* Given task: Below are records. Copy every line with "What" in it.

* Supplied material:
·····

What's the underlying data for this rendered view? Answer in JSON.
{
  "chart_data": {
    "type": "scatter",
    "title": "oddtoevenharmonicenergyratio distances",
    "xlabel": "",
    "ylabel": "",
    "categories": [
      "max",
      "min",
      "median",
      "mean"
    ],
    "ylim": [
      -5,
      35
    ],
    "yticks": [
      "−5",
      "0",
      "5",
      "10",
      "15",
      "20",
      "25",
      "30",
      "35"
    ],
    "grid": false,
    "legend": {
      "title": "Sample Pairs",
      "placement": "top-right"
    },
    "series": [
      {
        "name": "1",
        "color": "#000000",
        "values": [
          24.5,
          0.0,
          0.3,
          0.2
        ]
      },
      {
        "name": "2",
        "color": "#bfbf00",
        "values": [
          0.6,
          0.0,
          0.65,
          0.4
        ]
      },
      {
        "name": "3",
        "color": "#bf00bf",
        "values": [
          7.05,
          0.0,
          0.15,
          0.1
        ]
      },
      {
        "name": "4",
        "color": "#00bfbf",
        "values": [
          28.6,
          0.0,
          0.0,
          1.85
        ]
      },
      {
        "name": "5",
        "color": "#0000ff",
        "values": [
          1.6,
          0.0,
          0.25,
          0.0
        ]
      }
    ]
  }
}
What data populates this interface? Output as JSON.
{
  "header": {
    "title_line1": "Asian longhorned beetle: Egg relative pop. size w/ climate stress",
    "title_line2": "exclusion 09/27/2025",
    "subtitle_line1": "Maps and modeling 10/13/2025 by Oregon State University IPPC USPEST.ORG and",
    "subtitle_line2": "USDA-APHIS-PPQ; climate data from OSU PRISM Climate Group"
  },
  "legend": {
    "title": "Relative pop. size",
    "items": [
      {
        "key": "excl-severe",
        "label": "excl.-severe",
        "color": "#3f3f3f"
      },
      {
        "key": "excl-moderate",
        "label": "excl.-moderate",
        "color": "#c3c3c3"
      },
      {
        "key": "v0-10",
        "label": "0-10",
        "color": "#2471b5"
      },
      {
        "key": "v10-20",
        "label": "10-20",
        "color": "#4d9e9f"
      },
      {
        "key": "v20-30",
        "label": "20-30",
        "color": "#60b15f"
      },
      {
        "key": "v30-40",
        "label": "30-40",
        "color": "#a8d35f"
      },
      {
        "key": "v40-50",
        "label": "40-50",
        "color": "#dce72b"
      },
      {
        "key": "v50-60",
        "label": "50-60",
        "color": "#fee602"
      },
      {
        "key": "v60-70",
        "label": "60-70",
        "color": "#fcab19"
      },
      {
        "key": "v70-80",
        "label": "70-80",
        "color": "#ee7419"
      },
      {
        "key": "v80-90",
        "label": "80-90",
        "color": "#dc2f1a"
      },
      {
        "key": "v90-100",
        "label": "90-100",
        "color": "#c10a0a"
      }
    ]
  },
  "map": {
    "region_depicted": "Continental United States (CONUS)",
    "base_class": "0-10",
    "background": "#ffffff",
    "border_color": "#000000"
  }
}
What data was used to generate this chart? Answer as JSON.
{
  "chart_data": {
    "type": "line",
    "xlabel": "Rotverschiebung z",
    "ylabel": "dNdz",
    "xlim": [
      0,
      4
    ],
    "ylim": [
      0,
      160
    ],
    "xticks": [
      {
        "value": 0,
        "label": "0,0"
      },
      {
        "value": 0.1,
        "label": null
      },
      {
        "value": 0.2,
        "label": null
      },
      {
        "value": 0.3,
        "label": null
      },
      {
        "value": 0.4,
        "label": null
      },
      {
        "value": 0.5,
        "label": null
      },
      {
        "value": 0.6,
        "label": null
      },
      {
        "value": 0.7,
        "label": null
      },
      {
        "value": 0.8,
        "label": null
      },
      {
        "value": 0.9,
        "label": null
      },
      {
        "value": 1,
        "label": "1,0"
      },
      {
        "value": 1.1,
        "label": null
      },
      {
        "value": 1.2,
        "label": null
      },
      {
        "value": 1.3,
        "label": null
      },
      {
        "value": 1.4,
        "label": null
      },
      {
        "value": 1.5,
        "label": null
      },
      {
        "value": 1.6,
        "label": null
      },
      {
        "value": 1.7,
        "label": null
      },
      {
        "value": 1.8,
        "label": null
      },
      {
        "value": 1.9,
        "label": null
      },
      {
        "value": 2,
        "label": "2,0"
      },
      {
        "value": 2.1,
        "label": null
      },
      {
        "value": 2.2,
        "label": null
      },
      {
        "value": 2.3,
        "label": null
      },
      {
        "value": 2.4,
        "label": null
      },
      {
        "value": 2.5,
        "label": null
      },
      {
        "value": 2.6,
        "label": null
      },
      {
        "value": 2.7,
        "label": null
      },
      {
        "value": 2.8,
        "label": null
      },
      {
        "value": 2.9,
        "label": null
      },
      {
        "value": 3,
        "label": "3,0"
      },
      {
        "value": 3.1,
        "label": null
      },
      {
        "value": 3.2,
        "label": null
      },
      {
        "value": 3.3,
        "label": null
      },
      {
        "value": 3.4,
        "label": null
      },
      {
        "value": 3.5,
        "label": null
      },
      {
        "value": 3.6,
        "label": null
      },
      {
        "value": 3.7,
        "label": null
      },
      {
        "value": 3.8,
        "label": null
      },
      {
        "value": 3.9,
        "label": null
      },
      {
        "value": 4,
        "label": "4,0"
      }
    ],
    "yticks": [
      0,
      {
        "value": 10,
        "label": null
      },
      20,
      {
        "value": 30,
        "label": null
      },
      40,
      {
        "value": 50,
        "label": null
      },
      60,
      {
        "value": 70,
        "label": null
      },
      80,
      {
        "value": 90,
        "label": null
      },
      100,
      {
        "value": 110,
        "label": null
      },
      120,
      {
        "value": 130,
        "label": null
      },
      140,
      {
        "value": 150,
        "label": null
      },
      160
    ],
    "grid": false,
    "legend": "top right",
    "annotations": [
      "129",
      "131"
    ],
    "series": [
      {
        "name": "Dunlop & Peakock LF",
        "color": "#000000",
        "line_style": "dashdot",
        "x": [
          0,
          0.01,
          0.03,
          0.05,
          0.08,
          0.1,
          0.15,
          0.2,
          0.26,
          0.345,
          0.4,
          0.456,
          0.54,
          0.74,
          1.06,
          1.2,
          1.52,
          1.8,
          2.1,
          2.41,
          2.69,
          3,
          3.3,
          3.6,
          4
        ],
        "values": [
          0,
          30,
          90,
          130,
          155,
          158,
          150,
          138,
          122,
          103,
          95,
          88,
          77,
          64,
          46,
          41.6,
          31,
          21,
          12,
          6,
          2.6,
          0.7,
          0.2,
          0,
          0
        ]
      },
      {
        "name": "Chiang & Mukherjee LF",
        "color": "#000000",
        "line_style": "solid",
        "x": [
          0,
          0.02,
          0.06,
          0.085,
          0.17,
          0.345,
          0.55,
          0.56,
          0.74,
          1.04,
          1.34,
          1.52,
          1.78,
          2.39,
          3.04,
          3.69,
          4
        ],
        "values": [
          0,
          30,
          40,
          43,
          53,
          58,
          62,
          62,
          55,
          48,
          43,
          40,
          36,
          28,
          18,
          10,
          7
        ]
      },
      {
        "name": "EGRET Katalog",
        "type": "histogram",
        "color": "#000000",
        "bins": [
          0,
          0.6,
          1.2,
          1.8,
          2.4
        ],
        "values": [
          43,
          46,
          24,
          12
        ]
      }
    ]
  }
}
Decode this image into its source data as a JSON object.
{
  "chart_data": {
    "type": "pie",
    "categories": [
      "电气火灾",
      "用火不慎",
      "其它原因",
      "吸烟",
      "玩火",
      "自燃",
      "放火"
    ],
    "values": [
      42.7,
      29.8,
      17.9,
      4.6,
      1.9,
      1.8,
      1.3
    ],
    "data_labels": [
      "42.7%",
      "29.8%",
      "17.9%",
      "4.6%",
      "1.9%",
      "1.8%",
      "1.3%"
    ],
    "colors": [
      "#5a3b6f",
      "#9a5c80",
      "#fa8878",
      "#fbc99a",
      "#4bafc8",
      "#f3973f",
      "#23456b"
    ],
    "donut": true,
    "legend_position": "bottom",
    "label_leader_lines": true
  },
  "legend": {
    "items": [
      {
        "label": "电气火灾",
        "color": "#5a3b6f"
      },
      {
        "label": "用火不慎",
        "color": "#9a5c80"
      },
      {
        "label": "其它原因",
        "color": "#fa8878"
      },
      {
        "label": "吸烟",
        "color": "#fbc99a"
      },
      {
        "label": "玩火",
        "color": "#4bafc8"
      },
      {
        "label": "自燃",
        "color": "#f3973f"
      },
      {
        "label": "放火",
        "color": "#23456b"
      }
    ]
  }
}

·····

* Answer in full:
What's the underlying data for this rendered view? Answer in JSON.
What data populates this interface? Output as JSON.
What data was used to generate this chart? Answer as JSON.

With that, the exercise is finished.